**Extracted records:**
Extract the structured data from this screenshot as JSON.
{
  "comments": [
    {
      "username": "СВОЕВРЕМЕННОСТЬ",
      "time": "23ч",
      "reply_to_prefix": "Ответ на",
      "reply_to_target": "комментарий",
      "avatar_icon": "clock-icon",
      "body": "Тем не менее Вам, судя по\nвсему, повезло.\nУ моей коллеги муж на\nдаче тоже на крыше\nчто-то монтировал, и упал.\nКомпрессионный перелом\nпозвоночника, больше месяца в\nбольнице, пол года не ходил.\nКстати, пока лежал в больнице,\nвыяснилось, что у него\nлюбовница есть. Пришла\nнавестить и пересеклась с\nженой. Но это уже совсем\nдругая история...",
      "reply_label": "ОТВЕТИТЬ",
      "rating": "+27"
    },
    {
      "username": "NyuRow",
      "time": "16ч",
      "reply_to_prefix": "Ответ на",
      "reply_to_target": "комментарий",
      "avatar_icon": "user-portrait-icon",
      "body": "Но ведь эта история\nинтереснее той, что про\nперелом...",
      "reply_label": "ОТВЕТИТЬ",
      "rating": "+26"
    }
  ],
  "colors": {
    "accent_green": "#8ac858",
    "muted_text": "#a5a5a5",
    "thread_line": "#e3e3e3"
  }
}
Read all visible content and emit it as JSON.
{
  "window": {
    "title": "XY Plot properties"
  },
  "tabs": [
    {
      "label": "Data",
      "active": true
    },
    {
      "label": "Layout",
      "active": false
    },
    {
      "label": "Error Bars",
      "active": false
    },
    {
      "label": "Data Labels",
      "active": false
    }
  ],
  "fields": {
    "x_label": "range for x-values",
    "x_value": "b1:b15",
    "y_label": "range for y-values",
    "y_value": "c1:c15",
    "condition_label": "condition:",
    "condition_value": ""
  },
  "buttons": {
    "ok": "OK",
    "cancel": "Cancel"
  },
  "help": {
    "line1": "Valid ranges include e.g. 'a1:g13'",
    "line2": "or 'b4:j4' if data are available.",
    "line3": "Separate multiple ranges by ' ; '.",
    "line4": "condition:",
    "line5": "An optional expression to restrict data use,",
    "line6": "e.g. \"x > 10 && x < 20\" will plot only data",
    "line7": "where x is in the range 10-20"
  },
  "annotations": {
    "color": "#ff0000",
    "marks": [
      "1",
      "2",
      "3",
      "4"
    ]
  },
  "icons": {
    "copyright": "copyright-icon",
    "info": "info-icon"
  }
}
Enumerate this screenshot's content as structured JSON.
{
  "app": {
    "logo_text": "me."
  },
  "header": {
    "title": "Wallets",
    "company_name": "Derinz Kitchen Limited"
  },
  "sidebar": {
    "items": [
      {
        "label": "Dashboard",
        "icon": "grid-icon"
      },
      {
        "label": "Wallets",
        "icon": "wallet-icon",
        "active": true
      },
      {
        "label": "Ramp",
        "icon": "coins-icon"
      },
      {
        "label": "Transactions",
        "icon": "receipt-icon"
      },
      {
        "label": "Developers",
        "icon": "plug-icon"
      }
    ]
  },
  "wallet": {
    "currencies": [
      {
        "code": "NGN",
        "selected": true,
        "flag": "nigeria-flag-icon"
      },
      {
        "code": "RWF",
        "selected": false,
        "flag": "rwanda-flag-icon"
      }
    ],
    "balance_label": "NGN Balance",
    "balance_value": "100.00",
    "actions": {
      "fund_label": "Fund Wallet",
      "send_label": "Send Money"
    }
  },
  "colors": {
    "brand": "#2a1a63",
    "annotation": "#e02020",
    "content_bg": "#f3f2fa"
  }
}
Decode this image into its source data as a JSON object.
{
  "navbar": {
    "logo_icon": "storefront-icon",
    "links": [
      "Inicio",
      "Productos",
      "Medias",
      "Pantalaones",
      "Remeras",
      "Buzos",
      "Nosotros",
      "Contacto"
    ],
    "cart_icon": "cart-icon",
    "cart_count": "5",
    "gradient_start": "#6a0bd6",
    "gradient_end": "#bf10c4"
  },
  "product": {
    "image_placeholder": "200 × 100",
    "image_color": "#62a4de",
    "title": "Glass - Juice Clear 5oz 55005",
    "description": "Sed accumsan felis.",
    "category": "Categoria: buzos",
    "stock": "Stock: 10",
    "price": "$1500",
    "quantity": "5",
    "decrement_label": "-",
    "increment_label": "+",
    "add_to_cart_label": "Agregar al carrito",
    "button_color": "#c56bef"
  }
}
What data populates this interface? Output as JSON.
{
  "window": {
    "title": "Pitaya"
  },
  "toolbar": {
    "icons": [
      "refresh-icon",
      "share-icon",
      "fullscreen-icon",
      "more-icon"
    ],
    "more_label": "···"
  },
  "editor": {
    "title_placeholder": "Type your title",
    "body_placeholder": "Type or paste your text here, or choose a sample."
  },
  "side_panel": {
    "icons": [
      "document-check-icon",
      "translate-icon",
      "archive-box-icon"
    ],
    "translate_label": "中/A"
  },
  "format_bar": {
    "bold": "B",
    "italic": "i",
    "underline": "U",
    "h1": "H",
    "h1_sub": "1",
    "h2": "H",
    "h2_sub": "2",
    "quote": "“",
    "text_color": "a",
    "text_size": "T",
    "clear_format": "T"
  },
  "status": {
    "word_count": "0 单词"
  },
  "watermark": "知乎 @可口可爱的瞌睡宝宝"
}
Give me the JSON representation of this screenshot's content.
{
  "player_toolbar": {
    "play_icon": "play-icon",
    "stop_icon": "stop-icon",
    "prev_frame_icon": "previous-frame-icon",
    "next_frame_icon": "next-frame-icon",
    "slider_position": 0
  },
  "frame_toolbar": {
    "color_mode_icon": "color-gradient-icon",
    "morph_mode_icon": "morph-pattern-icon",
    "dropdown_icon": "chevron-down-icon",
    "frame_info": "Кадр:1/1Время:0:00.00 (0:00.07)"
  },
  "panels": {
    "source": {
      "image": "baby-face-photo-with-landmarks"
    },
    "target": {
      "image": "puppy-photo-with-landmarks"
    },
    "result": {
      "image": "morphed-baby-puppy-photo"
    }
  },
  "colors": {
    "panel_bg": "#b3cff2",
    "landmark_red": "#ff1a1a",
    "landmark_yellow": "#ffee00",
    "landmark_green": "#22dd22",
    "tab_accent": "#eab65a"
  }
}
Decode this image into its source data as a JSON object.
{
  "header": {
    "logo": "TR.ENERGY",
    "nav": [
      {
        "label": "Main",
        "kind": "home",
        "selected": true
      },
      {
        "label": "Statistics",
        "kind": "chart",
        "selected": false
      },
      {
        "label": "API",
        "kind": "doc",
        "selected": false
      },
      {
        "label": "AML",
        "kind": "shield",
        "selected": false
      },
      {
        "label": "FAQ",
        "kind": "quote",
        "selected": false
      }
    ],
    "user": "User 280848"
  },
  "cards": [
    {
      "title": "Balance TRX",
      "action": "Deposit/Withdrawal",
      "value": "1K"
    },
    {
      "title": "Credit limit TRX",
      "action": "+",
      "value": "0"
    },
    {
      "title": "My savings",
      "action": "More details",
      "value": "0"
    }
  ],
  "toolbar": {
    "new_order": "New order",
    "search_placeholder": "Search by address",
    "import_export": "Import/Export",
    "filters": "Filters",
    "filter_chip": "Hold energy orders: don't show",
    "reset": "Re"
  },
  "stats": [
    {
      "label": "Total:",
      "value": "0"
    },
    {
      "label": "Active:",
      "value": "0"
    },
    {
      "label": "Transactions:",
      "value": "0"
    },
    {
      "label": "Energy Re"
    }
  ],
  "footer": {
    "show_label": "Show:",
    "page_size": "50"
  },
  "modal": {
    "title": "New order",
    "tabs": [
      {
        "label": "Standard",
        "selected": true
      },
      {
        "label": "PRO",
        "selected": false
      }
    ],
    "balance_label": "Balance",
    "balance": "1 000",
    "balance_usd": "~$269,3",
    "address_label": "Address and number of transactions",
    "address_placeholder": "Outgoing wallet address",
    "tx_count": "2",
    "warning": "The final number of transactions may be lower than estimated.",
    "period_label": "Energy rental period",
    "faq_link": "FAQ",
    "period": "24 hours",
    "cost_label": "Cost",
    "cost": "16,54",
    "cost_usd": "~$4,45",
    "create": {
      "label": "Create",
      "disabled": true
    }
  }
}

**Exercise goal:** Find every line with the word "JSON" and state how many there are, with no other words.

**Solution for this task:** 7